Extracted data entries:

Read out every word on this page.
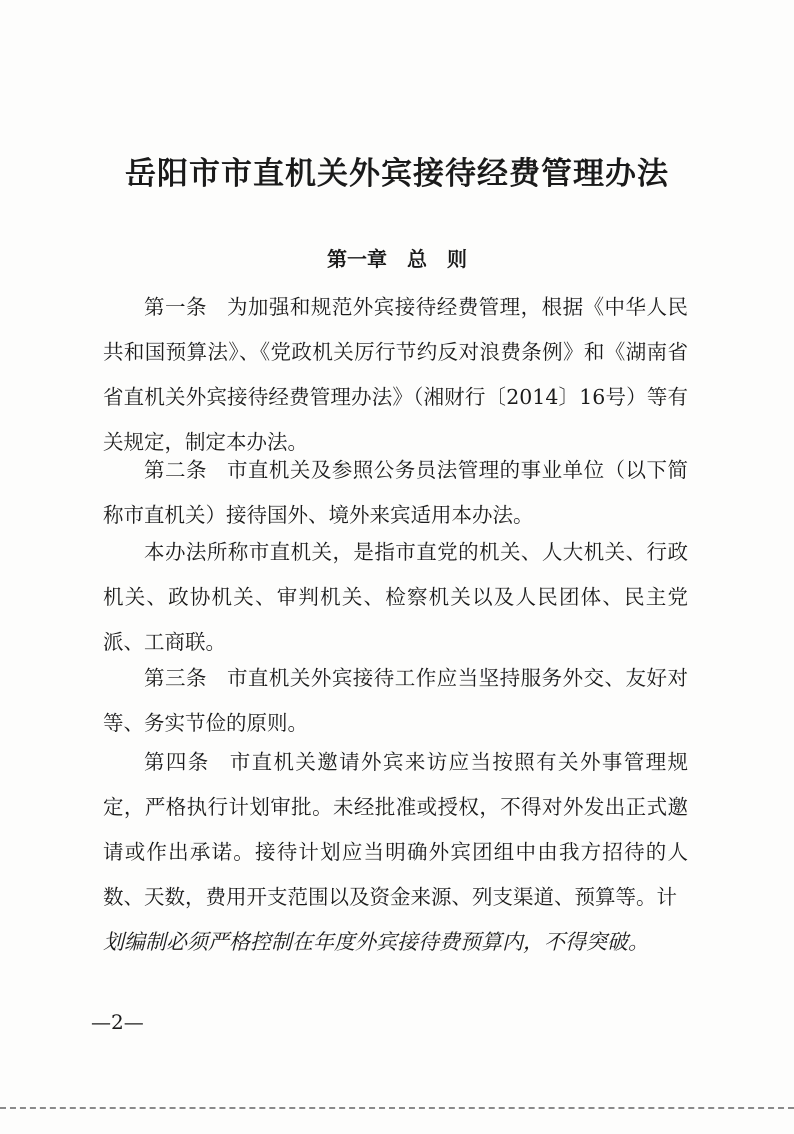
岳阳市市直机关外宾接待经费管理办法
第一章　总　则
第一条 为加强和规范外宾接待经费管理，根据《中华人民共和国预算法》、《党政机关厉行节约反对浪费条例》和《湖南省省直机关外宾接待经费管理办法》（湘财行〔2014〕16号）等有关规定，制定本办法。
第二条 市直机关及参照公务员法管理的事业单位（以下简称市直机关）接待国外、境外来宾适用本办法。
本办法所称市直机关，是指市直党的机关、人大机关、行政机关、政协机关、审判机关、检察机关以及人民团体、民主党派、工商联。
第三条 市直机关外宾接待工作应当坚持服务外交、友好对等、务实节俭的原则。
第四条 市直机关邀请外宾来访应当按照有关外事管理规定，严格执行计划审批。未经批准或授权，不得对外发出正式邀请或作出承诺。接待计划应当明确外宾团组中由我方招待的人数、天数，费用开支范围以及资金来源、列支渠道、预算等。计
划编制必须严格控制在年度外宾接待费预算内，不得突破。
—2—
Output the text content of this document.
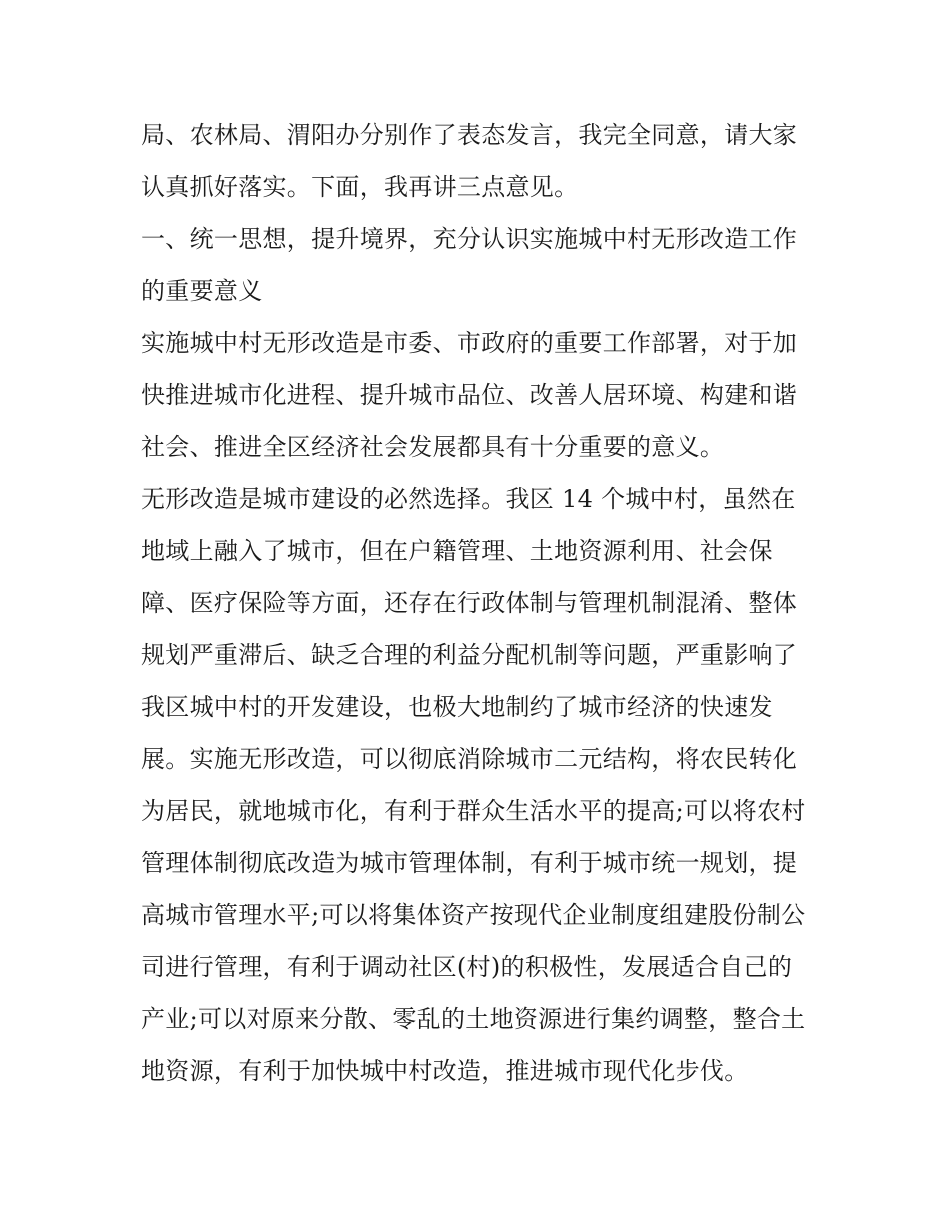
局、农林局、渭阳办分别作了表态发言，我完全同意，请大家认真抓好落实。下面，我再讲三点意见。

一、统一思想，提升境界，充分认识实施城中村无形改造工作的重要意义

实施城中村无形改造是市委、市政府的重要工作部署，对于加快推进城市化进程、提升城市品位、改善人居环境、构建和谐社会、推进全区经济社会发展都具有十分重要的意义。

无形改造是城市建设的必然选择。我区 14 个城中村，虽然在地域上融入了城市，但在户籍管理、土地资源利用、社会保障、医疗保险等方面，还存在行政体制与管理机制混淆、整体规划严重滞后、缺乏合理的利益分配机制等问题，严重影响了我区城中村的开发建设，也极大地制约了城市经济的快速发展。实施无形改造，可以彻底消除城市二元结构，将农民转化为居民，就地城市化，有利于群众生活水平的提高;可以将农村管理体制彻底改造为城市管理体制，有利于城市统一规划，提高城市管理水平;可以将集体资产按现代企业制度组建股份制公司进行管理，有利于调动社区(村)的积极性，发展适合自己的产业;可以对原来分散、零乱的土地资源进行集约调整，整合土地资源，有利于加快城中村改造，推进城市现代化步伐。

Set exercise >> Copy out every line of the material above exactly, skipping the pictures.

Response to the task >>
Read out every word on this page.
岳阳市市直机关外宾接待经费管理办法
第一章　总　则
第一条 为加强和规范外宾接待经费管理，根据《中华人民共和国预算法》、《党政机关厉行节约反对浪费条例》和《湖南省省直机关外宾接待经费管理办法》（湘财行〔2014〕16号）等有关规定，制定本办法。
第二条 市直机关及参照公务员法管理的事业单位（以下简称市直机关）接待国外、境外来宾适用本办法。
本办法所称市直机关，是指市直党的机关、人大机关、行政机关、政协机关、审判机关、检察机关以及人民团体、民主党派、工商联。
第三条 市直机关外宾接待工作应当坚持服务外交、友好对等、务实节俭的原则。
第四条 市直机关邀请外宾来访应当按照有关外事管理规定，严格执行计划审批。未经批准或授权，不得对外发出正式邀请或作出承诺。接待计划应当明确外宾团组中由我方招待的人数、天数，费用开支范围以及资金来源、列支渠道、预算等。计
划编制必须严格控制在年度外宾接待费预算内，不得突破。
—2—
Output the text content of this document.
局、农林局、渭阳办分别作了表态发言，我完全同意，请大家认真抓好落实。下面，我再讲三点意见。

一、统一思想，提升境界，充分认识实施城中村无形改造工作的重要意义

实施城中村无形改造是市委、市政府的重要工作部署，对于加快推进城市化进程、提升城市品位、改善人居环境、构建和谐社会、推进全区经济社会发展都具有十分重要的意义。

无形改造是城市建设的必然选择。我区 14 个城中村，虽然在地域上融入了城市，但在户籍管理、土地资源利用、社会保障、医疗保险等方面，还存在行政体制与管理机制混淆、整体规划严重滞后、缺乏合理的利益分配机制等问题，严重影响了我区城中村的开发建设，也极大地制约了城市经济的快速发展。实施无形改造，可以彻底消除城市二元结构，将农民转化为居民，就地城市化，有利于群众生活水平的提高;可以将农村管理体制彻底改造为城市管理体制，有利于城市统一规划，提高城市管理水平;可以将集体资产按现代企业制度组建股份制公司进行管理，有利于调动社区(村)的积极性，发展适合自己的产业;可以对原来分散、零乱的土地资源进行集约调整，整合土地资源，有利于加快城中村改造，推进城市现代化步伐。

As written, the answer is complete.